Problem statement:
Determine how many lines include "JSON". Give the number and nothing else.

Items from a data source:
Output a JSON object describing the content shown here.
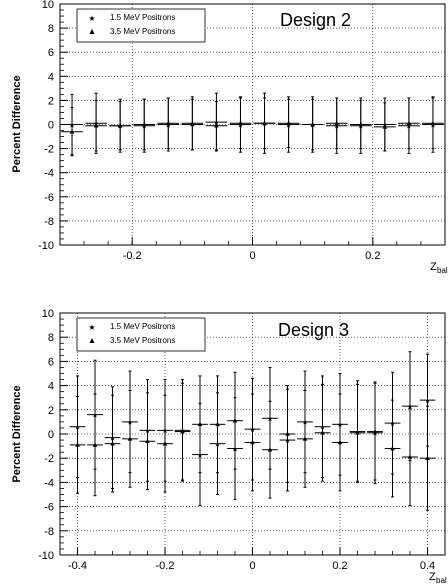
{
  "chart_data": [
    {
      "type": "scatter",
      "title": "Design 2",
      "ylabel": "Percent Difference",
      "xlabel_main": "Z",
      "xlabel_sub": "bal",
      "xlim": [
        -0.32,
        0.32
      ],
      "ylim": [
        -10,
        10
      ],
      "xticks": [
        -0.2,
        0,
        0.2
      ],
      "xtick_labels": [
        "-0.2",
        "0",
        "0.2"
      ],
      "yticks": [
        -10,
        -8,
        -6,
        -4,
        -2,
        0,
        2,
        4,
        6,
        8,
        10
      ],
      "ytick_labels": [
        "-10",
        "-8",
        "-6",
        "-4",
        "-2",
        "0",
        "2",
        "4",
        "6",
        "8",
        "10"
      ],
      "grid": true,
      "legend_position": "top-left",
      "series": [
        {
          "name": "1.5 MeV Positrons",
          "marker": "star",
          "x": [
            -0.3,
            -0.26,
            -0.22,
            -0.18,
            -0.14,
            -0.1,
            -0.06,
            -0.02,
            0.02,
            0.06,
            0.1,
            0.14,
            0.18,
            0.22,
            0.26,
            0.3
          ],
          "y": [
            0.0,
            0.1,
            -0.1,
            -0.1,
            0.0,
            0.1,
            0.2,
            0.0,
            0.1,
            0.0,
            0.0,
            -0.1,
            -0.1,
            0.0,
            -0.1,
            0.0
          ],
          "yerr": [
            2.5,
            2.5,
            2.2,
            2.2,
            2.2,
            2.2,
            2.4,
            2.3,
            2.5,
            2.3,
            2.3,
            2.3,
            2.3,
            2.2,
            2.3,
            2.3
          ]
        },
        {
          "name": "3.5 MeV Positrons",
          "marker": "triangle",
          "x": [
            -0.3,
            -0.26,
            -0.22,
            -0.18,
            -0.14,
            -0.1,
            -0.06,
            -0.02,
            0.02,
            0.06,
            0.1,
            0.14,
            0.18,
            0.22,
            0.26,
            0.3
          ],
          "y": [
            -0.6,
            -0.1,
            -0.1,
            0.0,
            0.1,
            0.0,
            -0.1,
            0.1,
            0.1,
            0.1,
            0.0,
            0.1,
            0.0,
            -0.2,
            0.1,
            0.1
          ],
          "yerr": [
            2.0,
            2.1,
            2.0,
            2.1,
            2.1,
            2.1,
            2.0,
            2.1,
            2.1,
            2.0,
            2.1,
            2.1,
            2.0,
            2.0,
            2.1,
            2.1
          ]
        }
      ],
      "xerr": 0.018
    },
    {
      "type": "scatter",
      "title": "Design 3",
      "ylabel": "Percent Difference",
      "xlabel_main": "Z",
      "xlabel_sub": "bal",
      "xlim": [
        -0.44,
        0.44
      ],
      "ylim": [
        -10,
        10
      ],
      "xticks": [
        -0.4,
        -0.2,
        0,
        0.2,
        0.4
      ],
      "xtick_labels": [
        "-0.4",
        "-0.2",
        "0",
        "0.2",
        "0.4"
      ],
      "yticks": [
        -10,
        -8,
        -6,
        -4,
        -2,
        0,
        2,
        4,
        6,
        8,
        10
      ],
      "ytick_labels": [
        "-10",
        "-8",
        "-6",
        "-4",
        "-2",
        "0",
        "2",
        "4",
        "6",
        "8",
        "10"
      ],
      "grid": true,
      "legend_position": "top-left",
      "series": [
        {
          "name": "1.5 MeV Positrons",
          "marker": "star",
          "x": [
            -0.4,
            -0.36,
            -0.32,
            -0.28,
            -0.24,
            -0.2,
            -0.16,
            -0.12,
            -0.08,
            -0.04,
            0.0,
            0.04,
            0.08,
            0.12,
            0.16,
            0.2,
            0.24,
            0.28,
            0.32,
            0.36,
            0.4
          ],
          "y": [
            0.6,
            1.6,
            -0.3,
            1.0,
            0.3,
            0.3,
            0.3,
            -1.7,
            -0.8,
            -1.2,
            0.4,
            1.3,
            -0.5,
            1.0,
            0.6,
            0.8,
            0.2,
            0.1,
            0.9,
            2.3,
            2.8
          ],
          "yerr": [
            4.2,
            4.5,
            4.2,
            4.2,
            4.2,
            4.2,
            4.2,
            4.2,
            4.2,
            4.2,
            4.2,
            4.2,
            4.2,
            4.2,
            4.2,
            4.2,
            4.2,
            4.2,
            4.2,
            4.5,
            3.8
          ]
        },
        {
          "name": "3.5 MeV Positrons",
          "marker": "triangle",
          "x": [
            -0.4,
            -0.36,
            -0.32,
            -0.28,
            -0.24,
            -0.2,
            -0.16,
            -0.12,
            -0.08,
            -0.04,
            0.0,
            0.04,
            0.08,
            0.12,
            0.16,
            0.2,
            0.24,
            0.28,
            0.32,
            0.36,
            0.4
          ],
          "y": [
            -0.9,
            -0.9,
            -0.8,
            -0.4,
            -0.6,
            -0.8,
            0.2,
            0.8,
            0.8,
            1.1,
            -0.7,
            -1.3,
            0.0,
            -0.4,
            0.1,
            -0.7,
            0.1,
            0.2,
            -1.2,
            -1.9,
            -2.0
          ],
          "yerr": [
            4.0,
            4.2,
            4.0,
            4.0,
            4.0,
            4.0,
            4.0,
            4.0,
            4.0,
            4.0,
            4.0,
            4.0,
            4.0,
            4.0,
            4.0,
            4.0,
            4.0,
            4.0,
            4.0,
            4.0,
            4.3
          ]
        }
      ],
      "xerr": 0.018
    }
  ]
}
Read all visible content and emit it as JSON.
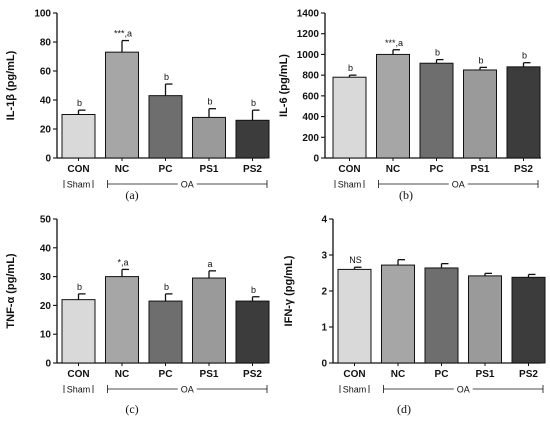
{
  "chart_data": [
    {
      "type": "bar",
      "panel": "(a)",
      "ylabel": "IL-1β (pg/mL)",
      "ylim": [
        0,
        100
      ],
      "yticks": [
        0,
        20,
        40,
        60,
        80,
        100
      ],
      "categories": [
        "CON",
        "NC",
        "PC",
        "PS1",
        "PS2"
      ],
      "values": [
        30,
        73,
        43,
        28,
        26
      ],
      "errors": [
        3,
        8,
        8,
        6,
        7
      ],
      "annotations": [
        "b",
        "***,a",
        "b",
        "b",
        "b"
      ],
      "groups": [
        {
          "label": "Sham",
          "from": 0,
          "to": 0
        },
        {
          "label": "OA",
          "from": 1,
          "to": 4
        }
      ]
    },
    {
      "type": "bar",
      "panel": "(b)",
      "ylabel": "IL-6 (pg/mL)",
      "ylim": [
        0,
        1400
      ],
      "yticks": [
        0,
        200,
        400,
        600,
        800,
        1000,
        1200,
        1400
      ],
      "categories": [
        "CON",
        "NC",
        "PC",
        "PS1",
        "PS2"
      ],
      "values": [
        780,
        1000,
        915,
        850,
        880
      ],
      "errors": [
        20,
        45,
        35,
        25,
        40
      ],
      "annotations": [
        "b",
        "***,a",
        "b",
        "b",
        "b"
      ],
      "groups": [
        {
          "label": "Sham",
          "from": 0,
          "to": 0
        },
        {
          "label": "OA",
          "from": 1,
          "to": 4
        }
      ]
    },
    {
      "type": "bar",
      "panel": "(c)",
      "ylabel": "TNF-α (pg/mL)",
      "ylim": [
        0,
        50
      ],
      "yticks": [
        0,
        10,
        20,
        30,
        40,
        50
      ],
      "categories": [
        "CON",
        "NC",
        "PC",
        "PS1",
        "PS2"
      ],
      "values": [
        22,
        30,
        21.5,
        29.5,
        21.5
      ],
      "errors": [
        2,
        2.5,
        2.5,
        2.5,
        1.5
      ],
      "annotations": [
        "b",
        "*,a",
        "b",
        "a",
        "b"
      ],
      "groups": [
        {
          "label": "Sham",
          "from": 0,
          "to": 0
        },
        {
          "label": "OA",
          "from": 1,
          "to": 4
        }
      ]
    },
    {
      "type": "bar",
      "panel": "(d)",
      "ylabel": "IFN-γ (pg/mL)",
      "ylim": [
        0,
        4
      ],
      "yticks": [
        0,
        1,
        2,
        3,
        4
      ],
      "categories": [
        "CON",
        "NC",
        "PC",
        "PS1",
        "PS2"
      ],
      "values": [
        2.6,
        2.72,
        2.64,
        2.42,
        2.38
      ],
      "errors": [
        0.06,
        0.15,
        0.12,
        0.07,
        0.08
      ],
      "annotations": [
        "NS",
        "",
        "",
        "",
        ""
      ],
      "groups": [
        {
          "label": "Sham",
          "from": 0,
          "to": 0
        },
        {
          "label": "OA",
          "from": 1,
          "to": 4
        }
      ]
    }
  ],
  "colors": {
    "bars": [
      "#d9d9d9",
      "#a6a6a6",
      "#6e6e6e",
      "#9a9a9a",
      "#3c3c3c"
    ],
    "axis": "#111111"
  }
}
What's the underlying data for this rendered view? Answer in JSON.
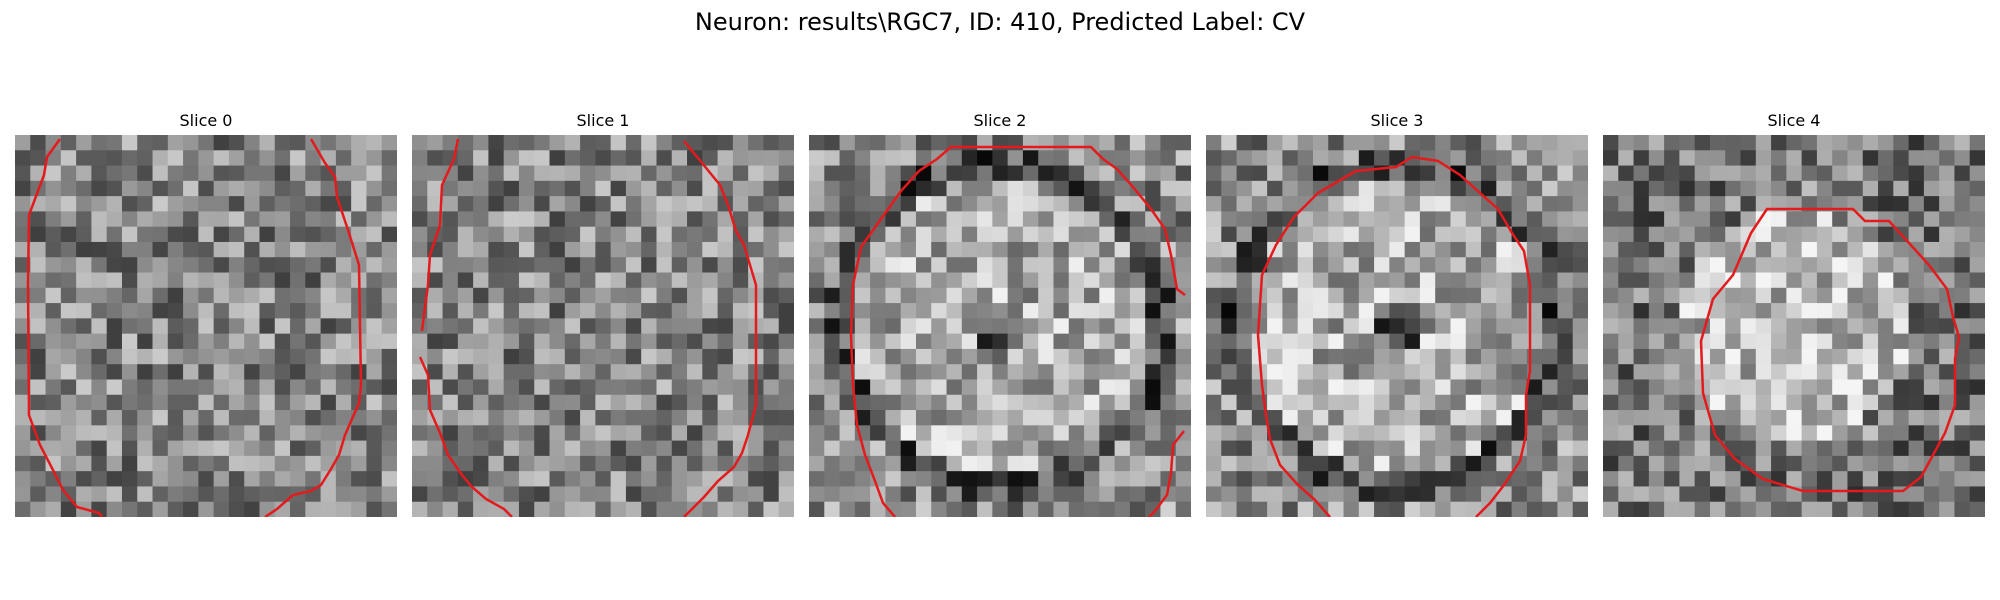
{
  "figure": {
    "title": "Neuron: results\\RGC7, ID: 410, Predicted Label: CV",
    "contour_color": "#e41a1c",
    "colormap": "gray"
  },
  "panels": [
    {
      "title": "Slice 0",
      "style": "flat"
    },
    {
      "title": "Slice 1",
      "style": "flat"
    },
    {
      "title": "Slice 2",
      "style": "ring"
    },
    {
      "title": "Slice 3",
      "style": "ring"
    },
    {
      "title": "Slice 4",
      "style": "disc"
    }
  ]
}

Exercise output:
3